== Required action A ==
According to the text on healing the Divine Feminine and Masculine, how long has the writer been with the spouse?
== Required action B ==
In the text on healing the Divine Feminine and Masculine, rewrite the passage from "I know part" up to and including "own marriage relationship.", swapping "healing" for "mending".
== Required action C ==
List every description the text on healing the Divine Feminine and Masculine gives of how the writer sees every other male in the writer's life.

== Text ==
************

I know part of the current increase in the metaphysical activity around me is focused on restoring and healing the Divine Feminine and Masculine. And because of that, I am being forced to face the masculine.
But I’m being pulled kicking and screaming into this part of my healing.
It’s forcing me to lean in to the shit from my father and watching his hypocrisy and whiny childish narcissistic behaviors. Watching him and being so abused by him has made me see every other male in my life, and yes that really frustratingly and sadly includes my own spouse, as irresponsible, un-respectable, and a toxic being with whom I want nothing to do with at times. This is a really uncomfortable place to be in and is it causing significant chaos in my own soul. Especially with how I view my own marriage relationship.
I love my spouse, and I am deeply grateful for his constant presence in my life for past almost 10 years we’ve been together. But I even struggle with not trusting the masculine within him. It makes me feel like a disgusting human being for feeling this way even towards him. He doesn’t deserve that. But I’m struggling with trying to find a starting place for dismantling this toxic mindset. He is holding space for me, and yet again, I am deeply grateful for his presence in my life.
I adore the Feminine and the Goddesses I am honored to be working with, but instinctively I know they are not the end all. I love the strength they exude and the power and respect they garner. Then on the flip side, there are Gods counterparts I need to acknowledge, and show respect to and honor. There is the Divine Feminine AND Masculine, and I know it is unbalanced to acknowledge and lean only into the Divine Feminine.
I feel so broken and sad that this belief and view of masculinity has kept me in its grips for so long. And that masculinity was such a broken and destruction force used against me. I frankly despise the masculine. I abhor the masculine that has been used so destructively against me and how much that masculine was used as an excuse for what was done to me. Even my father in law, who in all respects is an upstanding man, I can’t stand. I have barely any respect for him especially since he was one of the people who tried to get me to “forgive” my father and “belittled” what my father had done to me.
I think I just had a breakthrough –
Growing up, as a young young girl, I desperately longed for a male to protect me and love me and take care of me. I longed for that protective presence. I somehow instinctively knew my father was not, nor could he ever be, that male. Especially now as I know it was him who abused me. I then looked at any other male who came into my life, even in a little way, as someone who could maybe give me that protection or care that I deeply needed. But every single male let me down, turned their backs on me, and left me in the hands of the toxic abuser I called my father. Any man or male I turned to for help, stabbed me in the back and refused to see any reason to get involved in a “private family matter.” Even my own spouse was cowed and abused by my destructive father. I wanted a warrior to come in and rescue me, I wanted a male to cry “shame shame!” and decry the abuse that had been done to me. But. No male came. No masculine creature came to my aid. Every male was easily manipulated by my toxic father. That gave me such a poor view of the masculine. I knew my father was wrong, I subconsciously knew he was toxic and a bad representation of the masculine, but where were the healthy men? Where were the warriors designed to protect? No one came, no one protected me, no one stopped the horrific things that were done to me.

************

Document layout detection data
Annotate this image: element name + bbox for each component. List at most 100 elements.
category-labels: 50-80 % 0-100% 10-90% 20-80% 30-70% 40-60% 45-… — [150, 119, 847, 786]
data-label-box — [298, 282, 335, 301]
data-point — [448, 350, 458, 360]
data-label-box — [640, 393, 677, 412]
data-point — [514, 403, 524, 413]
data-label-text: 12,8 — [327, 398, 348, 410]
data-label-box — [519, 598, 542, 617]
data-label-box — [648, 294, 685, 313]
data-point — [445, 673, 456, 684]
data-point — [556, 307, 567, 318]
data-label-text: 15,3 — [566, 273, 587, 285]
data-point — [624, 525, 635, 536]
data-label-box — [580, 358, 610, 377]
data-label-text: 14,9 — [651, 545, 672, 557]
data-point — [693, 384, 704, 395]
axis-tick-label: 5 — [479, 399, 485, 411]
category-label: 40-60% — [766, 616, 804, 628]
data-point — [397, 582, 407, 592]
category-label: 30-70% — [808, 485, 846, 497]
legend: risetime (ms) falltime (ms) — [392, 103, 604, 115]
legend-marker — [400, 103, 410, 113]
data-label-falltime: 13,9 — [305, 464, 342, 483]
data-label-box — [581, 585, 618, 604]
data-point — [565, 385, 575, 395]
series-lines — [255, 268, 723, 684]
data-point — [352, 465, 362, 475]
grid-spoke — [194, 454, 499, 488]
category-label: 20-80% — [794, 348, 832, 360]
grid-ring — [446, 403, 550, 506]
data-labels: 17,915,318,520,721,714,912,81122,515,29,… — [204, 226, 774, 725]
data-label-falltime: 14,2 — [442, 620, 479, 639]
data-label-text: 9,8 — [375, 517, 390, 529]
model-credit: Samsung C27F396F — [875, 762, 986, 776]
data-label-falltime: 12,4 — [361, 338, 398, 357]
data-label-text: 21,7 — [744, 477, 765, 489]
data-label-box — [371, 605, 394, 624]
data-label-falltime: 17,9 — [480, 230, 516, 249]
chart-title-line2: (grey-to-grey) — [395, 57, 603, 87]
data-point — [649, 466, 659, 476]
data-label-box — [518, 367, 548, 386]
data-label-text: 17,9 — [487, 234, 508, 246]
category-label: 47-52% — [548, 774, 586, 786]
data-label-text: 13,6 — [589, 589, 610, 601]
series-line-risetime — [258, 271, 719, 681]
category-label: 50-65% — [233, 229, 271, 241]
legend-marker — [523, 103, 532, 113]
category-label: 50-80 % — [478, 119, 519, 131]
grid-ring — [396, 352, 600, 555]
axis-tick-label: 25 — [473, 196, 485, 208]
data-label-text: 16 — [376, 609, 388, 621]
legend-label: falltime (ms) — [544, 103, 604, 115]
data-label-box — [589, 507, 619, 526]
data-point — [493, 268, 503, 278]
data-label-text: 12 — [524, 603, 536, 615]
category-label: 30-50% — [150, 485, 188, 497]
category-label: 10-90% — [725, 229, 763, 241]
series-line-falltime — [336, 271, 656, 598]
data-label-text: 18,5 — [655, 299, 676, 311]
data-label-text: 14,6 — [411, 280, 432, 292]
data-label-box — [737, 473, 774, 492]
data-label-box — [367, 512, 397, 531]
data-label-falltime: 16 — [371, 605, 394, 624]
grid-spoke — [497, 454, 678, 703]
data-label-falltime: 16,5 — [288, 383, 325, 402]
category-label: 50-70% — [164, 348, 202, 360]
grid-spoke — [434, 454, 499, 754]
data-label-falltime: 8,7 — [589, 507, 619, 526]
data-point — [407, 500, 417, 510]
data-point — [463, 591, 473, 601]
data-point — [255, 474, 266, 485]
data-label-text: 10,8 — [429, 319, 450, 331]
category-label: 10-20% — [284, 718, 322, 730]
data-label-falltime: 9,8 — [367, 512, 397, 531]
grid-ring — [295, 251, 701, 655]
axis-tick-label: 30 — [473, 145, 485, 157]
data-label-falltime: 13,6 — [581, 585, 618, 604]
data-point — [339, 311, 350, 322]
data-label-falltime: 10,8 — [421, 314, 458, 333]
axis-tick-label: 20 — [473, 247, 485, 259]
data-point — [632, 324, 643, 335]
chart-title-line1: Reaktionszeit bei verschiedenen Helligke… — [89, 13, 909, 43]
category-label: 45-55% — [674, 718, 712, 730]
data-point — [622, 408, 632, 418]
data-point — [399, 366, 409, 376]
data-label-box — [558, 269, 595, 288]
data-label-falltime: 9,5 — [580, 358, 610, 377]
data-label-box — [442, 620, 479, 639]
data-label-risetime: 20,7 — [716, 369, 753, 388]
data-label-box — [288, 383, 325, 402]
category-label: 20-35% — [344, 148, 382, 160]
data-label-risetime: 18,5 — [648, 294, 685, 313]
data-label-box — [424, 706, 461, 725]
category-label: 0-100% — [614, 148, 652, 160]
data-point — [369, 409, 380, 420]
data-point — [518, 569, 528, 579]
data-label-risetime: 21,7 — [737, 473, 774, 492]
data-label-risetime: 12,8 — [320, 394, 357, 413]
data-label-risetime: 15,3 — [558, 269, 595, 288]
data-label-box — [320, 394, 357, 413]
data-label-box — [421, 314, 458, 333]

************

== Exercise response A ==
Almost 10 years.

== Exercise response B ==
I know part of the current increase in the metaphysical activity around me is focused on restoring and mending the Divine Feminine and Masculine. And because of that, I am being forced to face the masculine.
But I’m being pulled kicking and screaming into this part of my mending.
It’s forcing me to lean in to the shit from my father and watching his hypocrisy and whiny childish narcissistic behaviors. Watching him and being so abused by him has made me see every other male in my life, and yes that really frustratingly and sadly includes my own spouse, as irresponsible, un-respectable, and a toxic being with whom I want nothing to do with at times. This is a really uncomfortable place to be in and is it causing significant chaos in my own soul. Especially with how I view my own marriage relationship.

== Exercise response C ==
Irresponsible, un-respectable, and a toxic being.